Task directions | Set down each line of the material that follows, exactly, with no pictures.

Stored data |
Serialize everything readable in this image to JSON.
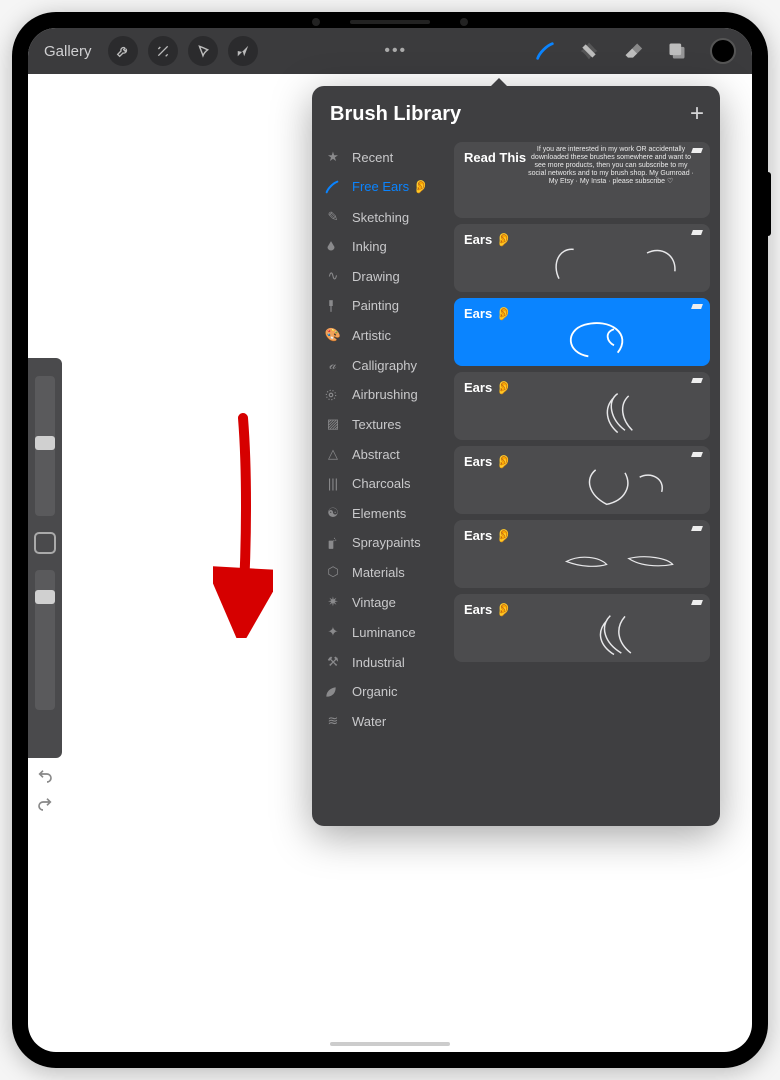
{
  "toolbar": {
    "gallery_label": "Gallery",
    "dots_label": "•••"
  },
  "popup": {
    "title": "Brush Library"
  },
  "categories": [
    {
      "label": "Recent",
      "icon": "★"
    },
    {
      "label": "Free Ears 👂",
      "icon": "brush",
      "selected": true
    },
    {
      "label": "Sketching",
      "icon": "✎"
    },
    {
      "label": "Inking",
      "icon": "ink"
    },
    {
      "label": "Drawing",
      "icon": "∿"
    },
    {
      "label": "Painting",
      "icon": "paint"
    },
    {
      "label": "Artistic",
      "icon": "🎨"
    },
    {
      "label": "Calligraphy",
      "icon": "𝒶"
    },
    {
      "label": "Airbrushing",
      "icon": "air"
    },
    {
      "label": "Textures",
      "icon": "▨"
    },
    {
      "label": "Abstract",
      "icon": "△"
    },
    {
      "label": "Charcoals",
      "icon": "|||"
    },
    {
      "label": "Elements",
      "icon": "☯"
    },
    {
      "label": "Spraypaints",
      "icon": "spray"
    },
    {
      "label": "Materials",
      "icon": "⬡"
    },
    {
      "label": "Vintage",
      "icon": "✷"
    },
    {
      "label": "Luminance",
      "icon": "✦"
    },
    {
      "label": "Industrial",
      "icon": "⚒"
    },
    {
      "label": "Organic",
      "icon": "leaf"
    },
    {
      "label": "Water",
      "icon": "≋"
    }
  ],
  "brushes": [
    {
      "label": "Read This",
      "special": "info"
    },
    {
      "label": "Ears 👂"
    },
    {
      "label": "Ears 👂",
      "selected": true
    },
    {
      "label": "Ears 👂"
    },
    {
      "label": "Ears 👂"
    },
    {
      "label": "Ears 👂"
    },
    {
      "label": "Ears 👂"
    }
  ],
  "info_text": "If you are interested in my work OR accidentally downloaded these brushes somewhere and want to see more products, then you can subscribe to my social networks and to my brush shop. My Gumroad · My Etsy · My Insta · please subscribe ♡"
}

Solution for this task |
Serialize everything readable in this image to JSON.
{
  "toolbar": {
    "gallery_label": "Gallery",
    "dots_label": "•••"
  },
  "popup": {
    "title": "Brush Library"
  },
  "categories": [
    {
      "label": "Recent",
      "icon": "★"
    },
    {
      "label": "Free Ears 👂",
      "icon": "brush",
      "selected": true
    },
    {
      "label": "Sketching",
      "icon": "✎"
    },
    {
      "label": "Inking",
      "icon": "ink"
    },
    {
      "label": "Drawing",
      "icon": "∿"
    },
    {
      "label": "Painting",
      "icon": "paint"
    },
    {
      "label": "Artistic",
      "icon": "🎨"
    },
    {
      "label": "Calligraphy",
      "icon": "𝒶"
    },
    {
      "label": "Airbrushing",
      "icon": "air"
    },
    {
      "label": "Textures",
      "icon": "▨"
    },
    {
      "label": "Abstract",
      "icon": "△"
    },
    {
      "label": "Charcoals",
      "icon": "|||"
    },
    {
      "label": "Elements",
      "icon": "☯"
    },
    {
      "label": "Spraypaints",
      "icon": "spray"
    },
    {
      "label": "Materials",
      "icon": "⬡"
    },
    {
      "label": "Vintage",
      "icon": "✷"
    },
    {
      "label": "Luminance",
      "icon": "✦"
    },
    {
      "label": "Industrial",
      "icon": "⚒"
    },
    {
      "label": "Organic",
      "icon": "leaf"
    },
    {
      "label": "Water",
      "icon": "≋"
    }
  ],
  "brushes": [
    {
      "label": "Read This",
      "special": "info"
    },
    {
      "label": "Ears 👂"
    },
    {
      "label": "Ears 👂",
      "selected": true
    },
    {
      "label": "Ears 👂"
    },
    {
      "label": "Ears 👂"
    },
    {
      "label": "Ears 👂"
    },
    {
      "label": "Ears 👂"
    }
  ],
  "info_text": "If you are interested in my work OR accidentally downloaded these brushes somewhere and want to see more products, then you can subscribe to my social networks and to my brush shop. My Gumroad · My Etsy · My Insta · please subscribe ♡"
}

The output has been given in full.